TASK STATEMENT = Transcribe every entry word for word. Skip the pictures.
====
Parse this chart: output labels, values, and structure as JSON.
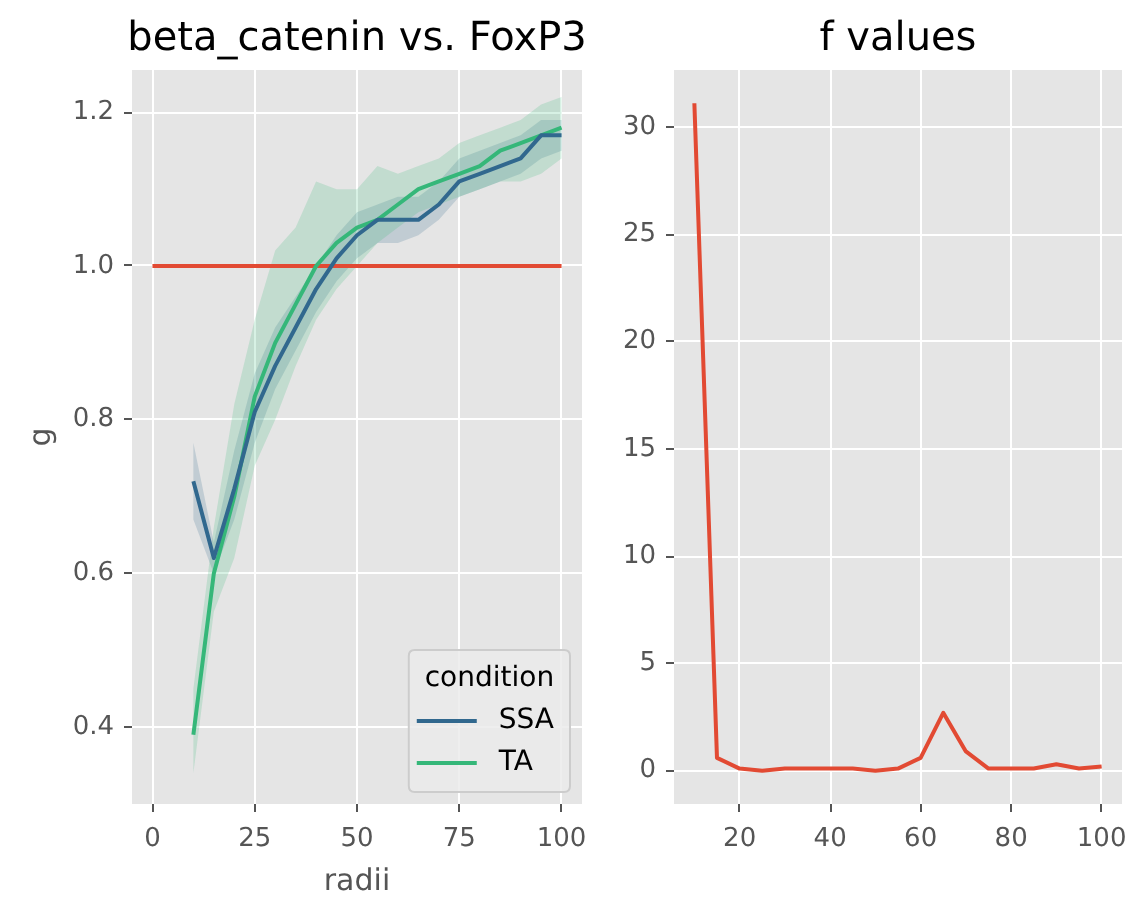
{
  "chart_data": [
    {
      "type": "line",
      "title": "beta_catenin vs. FoxP3",
      "xlabel": "radii",
      "ylabel": "g",
      "legend_title": "condition",
      "legend": "bottom right",
      "grid": true,
      "x": [
        10,
        15,
        20,
        25,
        30,
        35,
        40,
        45,
        50,
        55,
        60,
        65,
        70,
        75,
        80,
        85,
        90,
        95,
        100
      ],
      "xlim": [
        -5,
        105
      ],
      "xticks": [
        0,
        25,
        50,
        75,
        100
      ],
      "ylim": [
        0.3,
        1.255
      ],
      "yticks": [
        0.4,
        0.6,
        0.8,
        {
          "value": 1.0,
          "label": "1.0"
        },
        1.2
      ],
      "series": [
        {
          "name": "SSA",
          "color": "#31688e",
          "values": [
            0.72,
            0.62,
            0.71,
            0.81,
            0.87,
            0.92,
            0.97,
            1.01,
            1.04,
            1.06,
            1.06,
            1.06,
            1.08,
            1.11,
            1.12,
            1.13,
            1.14,
            1.17,
            1.17
          ],
          "lower": [
            0.67,
            0.6,
            0.67,
            0.77,
            0.84,
            0.89,
            0.94,
            0.98,
            1.01,
            1.03,
            1.03,
            1.04,
            1.06,
            1.09,
            1.1,
            1.11,
            1.12,
            1.14,
            1.15
          ],
          "upper": [
            0.77,
            0.64,
            0.76,
            0.86,
            0.92,
            0.96,
            1.0,
            1.04,
            1.07,
            1.08,
            1.09,
            1.09,
            1.11,
            1.14,
            1.15,
            1.16,
            1.17,
            1.19,
            1.19
          ]
        },
        {
          "name": "TA",
          "color": "#35b779",
          "values": [
            0.39,
            0.6,
            0.7,
            0.83,
            0.9,
            0.95,
            1.0,
            1.03,
            1.05,
            1.06,
            1.08,
            1.1,
            1.11,
            1.12,
            1.13,
            1.15,
            1.16,
            1.17,
            1.18
          ],
          "lower": [
            0.34,
            0.55,
            0.62,
            0.74,
            0.8,
            0.87,
            0.93,
            0.97,
            1.0,
            1.03,
            1.05,
            1.07,
            1.08,
            1.09,
            1.1,
            1.11,
            1.11,
            1.12,
            1.14
          ],
          "upper": [
            0.45,
            0.66,
            0.82,
            0.93,
            1.02,
            1.05,
            1.11,
            1.1,
            1.1,
            1.13,
            1.12,
            1.13,
            1.14,
            1.16,
            1.17,
            1.18,
            1.19,
            1.21,
            1.22
          ]
        },
        {
          "color": "#e24a33",
          "x": [
            0,
            100
          ],
          "values": [
            1,
            1
          ]
        }
      ]
    },
    {
      "type": "line",
      "title": "f values",
      "grid": true,
      "x": [
        10,
        15,
        20,
        25,
        30,
        35,
        40,
        45,
        50,
        55,
        60,
        65,
        70,
        75,
        80,
        85,
        90,
        95,
        100
      ],
      "xlim": [
        5.5,
        104.5
      ],
      "xticks": [
        20,
        40,
        60,
        80,
        100
      ],
      "ylim": [
        -1.55,
        32.65
      ],
      "yticks": [
        0,
        5,
        10,
        15,
        20,
        25,
        30
      ],
      "series": [
        {
          "color": "#e24a33",
          "values": [
            31.1,
            0.6,
            0.1,
            0.0,
            0.1,
            0.1,
            0.1,
            0.1,
            0.0,
            0.1,
            0.6,
            2.7,
            0.9,
            0.1,
            0.1,
            0.1,
            0.3,
            0.1,
            0.2
          ]
        }
      ]
    }
  ]
}
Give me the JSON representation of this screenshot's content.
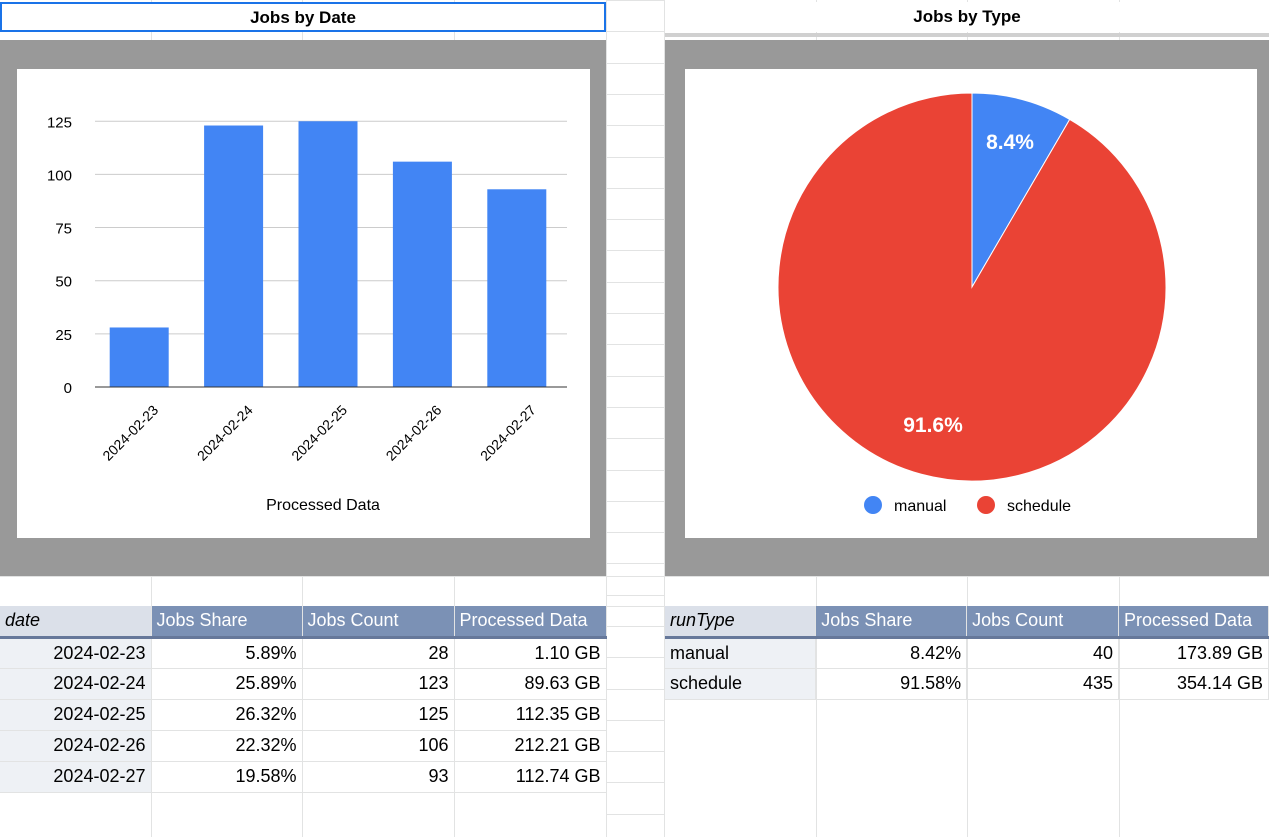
====
TASK SOLUTION =
Parse this chart: output labels, values, and structure as JSON.
{
  "chart_data": [
    {
      "type": "line",
      "title": "beta_catenin vs. FoxP3",
      "xlabel": "radii",
      "ylabel": "g",
      "legend_title": "condition",
      "legend": "bottom right",
      "grid": true,
      "x": [
        10,
        15,
        20,
        25,
        30,
        35,
        40,
        45,
        50,
        55,
        60,
        65,
        70,
        75,
        80,
        85,
        90,
        95,
        100
      ],
      "xlim": [
        -5,
        105
      ],
      "xticks": [
        0,
        25,
        50,
        75,
        100
      ],
      "ylim": [
        0.3,
        1.255
      ],
      "yticks": [
        0.4,
        0.6,
        0.8,
        {
          "value": 1.0,
          "label": "1.0"
        },
        1.2
      ],
      "series": [
        {
          "name": "SSA",
          "color": "#31688e",
          "values": [
            0.72,
            0.62,
            0.71,
            0.81,
            0.87,
            0.92,
            0.97,
            1.01,
            1.04,
            1.06,
            1.06,
            1.06,
            1.08,
            1.11,
            1.12,
            1.13,
            1.14,
            1.17,
            1.17
          ],
          "lower": [
            0.67,
            0.6,
            0.67,
            0.77,
            0.84,
            0.89,
            0.94,
            0.98,
            1.01,
            1.03,
            1.03,
            1.04,
            1.06,
            1.09,
            1.1,
            1.11,
            1.12,
            1.14,
            1.15
          ],
          "upper": [
            0.77,
            0.64,
            0.76,
            0.86,
            0.92,
            0.96,
            1.0,
            1.04,
            1.07,
            1.08,
            1.09,
            1.09,
            1.11,
            1.14,
            1.15,
            1.16,
            1.17,
            1.19,
            1.19
          ]
        },
        {
          "name": "TA",
          "color": "#35b779",
          "values": [
            0.39,
            0.6,
            0.7,
            0.83,
            0.9,
            0.95,
            1.0,
            1.03,
            1.05,
            1.06,
            1.08,
            1.1,
            1.11,
            1.12,
            1.13,
            1.15,
            1.16,
            1.17,
            1.18
          ],
          "lower": [
            0.34,
            0.55,
            0.62,
            0.74,
            0.8,
            0.87,
            0.93,
            0.97,
            1.0,
            1.03,
            1.05,
            1.07,
            1.08,
            1.09,
            1.1,
            1.11,
            1.11,
            1.12,
            1.14
          ],
          "upper": [
            0.45,
            0.66,
            0.82,
            0.93,
            1.02,
            1.05,
            1.11,
            1.1,
            1.1,
            1.13,
            1.12,
            1.13,
            1.14,
            1.16,
            1.17,
            1.18,
            1.19,
            1.21,
            1.22
          ]
        },
        {
          "color": "#e24a33",
          "x": [
            0,
            100
          ],
          "values": [
            1,
            1
          ]
        }
      ]
    },
    {
      "type": "line",
      "title": "f values",
      "grid": true,
      "x": [
        10,
        15,
        20,
        25,
        30,
        35,
        40,
        45,
        50,
        55,
        60,
        65,
        70,
        75,
        80,
        85,
        90,
        95,
        100
      ],
      "xlim": [
        5.5,
        104.5
      ],
      "xticks": [
        20,
        40,
        60,
        80,
        100
      ],
      "ylim": [
        -1.55,
        32.65
      ],
      "yticks": [
        0,
        5,
        10,
        15,
        20,
        25,
        30
      ],
      "series": [
        {
          "color": "#e24a33",
          "values": [
            31.1,
            0.6,
            0.1,
            0.0,
            0.1,
            0.1,
            0.1,
            0.1,
            0.0,
            0.1,
            0.6,
            2.7,
            0.9,
            0.1,
            0.1,
            0.1,
            0.3,
            0.1,
            0.2
          ]
        }
      ]
    }
  ]
}
Give me the JSON representation of this screenshot's content.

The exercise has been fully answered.